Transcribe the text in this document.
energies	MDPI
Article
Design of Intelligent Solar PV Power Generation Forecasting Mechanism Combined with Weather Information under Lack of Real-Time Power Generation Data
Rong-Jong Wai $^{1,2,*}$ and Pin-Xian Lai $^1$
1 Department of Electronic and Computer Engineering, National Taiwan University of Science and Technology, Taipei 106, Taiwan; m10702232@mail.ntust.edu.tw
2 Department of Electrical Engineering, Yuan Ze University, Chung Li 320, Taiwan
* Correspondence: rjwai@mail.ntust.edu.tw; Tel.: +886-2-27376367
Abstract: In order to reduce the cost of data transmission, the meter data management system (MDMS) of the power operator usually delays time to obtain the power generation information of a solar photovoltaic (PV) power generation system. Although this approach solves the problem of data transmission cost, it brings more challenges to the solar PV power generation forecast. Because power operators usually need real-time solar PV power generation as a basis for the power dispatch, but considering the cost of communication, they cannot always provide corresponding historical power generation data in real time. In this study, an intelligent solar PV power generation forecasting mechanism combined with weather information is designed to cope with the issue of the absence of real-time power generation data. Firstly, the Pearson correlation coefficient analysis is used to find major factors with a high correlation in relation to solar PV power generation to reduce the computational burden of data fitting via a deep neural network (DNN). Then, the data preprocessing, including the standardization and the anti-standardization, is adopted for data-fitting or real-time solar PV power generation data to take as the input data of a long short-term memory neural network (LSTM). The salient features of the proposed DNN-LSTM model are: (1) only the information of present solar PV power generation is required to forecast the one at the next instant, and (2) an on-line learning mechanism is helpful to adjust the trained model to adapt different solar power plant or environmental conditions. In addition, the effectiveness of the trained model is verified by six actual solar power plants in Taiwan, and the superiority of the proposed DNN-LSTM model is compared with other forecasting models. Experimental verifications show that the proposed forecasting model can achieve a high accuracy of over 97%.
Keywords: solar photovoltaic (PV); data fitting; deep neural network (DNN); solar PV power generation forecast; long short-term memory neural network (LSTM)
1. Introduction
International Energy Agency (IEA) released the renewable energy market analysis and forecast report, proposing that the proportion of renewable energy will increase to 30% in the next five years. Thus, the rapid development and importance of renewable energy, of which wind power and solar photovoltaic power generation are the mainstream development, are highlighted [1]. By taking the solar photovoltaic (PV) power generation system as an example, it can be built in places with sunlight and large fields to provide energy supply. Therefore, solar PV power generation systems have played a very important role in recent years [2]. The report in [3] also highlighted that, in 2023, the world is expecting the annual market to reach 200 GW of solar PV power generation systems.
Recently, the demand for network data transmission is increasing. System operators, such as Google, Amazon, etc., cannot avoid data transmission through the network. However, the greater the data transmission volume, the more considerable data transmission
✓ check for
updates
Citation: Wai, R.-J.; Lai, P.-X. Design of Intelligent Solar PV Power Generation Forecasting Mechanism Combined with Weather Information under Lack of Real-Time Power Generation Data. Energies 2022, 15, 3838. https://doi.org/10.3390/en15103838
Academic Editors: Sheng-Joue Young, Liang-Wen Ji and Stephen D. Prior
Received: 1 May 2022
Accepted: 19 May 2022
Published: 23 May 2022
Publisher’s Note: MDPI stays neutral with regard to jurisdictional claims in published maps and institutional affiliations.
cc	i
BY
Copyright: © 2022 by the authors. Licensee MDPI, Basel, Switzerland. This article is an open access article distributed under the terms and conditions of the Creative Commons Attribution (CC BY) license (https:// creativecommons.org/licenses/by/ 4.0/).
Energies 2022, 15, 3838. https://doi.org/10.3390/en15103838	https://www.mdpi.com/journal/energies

========

Repeat the records exactly, including every line.

Transcribe the text in this document.
energies	MDPI
Article
Design of Intelligent Solar PV Power Generation Forecasting Mechanism Combined with Weather Information under Lack of Real-Time Power Generation Data
Rong-Jong Wai $^{1,2,*}$ and Pin-Xian Lai $^1$
1 Department of Electronic and Computer Engineering, National Taiwan University of Science and Technology, Taipei 106, Taiwan; m10702232@mail.ntust.edu.tw
2 Department of Electrical Engineering, Yuan Ze University, Chung Li 320, Taiwan
* Correspondence: rjwai@mail.ntust.edu.tw; Tel.: +886-2-27376367
Abstract: In order to reduce the cost of data transmission, the meter data management system (MDMS) of the power operator usually delays time to obtain the power generation information of a solar photovoltaic (PV) power generation system. Although this approach solves the problem of data transmission cost, it brings more challenges to the solar PV power generation forecast. Because power operators usually need real-time solar PV power generation as a basis for the power dispatch, but considering the cost of communication, they cannot always provide corresponding historical power generation data in real time. In this study, an intelligent solar PV power generation forecasting mechanism combined with weather information is designed to cope with the issue of the absence of real-time power generation data. Firstly, the Pearson correlation coefficient analysis is used to find major factors with a high correlation in relation to solar PV power generation to reduce the computational burden of data fitting via a deep neural network (DNN). Then, the data preprocessing, including the standardization and the anti-standardization, is adopted for data-fitting or real-time solar PV power generation data to take as the input data of a long short-term memory neural network (LSTM). The salient features of the proposed DNN-LSTM model are: (1) only the information of present solar PV power generation is required to forecast the one at the next instant, and (2) an on-line learning mechanism is helpful to adjust the trained model to adapt different solar power plant or environmental conditions. In addition, the effectiveness of the trained model is verified by six actual solar power plants in Taiwan, and the superiority of the proposed DNN-LSTM model is compared with other forecasting models. Experimental verifications show that the proposed forecasting model can achieve a high accuracy of over 97%.
Keywords: solar photovoltaic (PV); data fitting; deep neural network (DNN); solar PV power generation forecast; long short-term memory neural network (LSTM)
1. Introduction
International Energy Agency (IEA) released the renewable energy market analysis and forecast report, proposing that the proportion of renewable energy will increase to 30% in the next five years. Thus, the rapid development and importance of renewable energy, of which wind power and solar photovoltaic power generation are the mainstream development, are highlighted [1]. By taking the solar photovoltaic (PV) power generation system as an example, it can be built in places with sunlight and large fields to provide energy supply. Therefore, solar PV power generation systems have played a very important role in recent years [2]. The report in [3] also highlighted that, in 2023, the world is expecting the annual market to reach 200 GW of solar PV power generation systems.
Recently, the demand for network data transmission is increasing. System operators, such as Google, Amazon, etc., cannot avoid data transmission through the network. However, the greater the data transmission volume, the more considerable data transmission
✓ check for
updates
Citation: Wai, R.-J.; Lai, P.-X. Design of Intelligent Solar PV Power Generation Forecasting Mechanism Combined with Weather Information under Lack of Real-Time Power Generation Data. Energies 2022, 15, 3838. https://doi.org/10.3390/en15103838
Academic Editors: Sheng-Joue Young, Liang-Wen Ji and Stephen D. Prior
Received: 1 May 2022
Accepted: 19 May 2022
Published: 23 May 2022
Publisher’s Note: MDPI stays neutral with regard to jurisdictional claims in published maps and institutional affiliations.
cc	i
BY
Copyright: © 2022 by the authors. Licensee MDPI, Basel, Switzerland. This article is an open access article distributed under the terms and conditions of the Creative Commons Attribution (CC BY) license (https:// creativecommons.org/licenses/by/ 4.0/).
Energies 2022, 15, 3838. https://doi.org/10.3390/en15103838	https://www.mdpi.com/journal/energies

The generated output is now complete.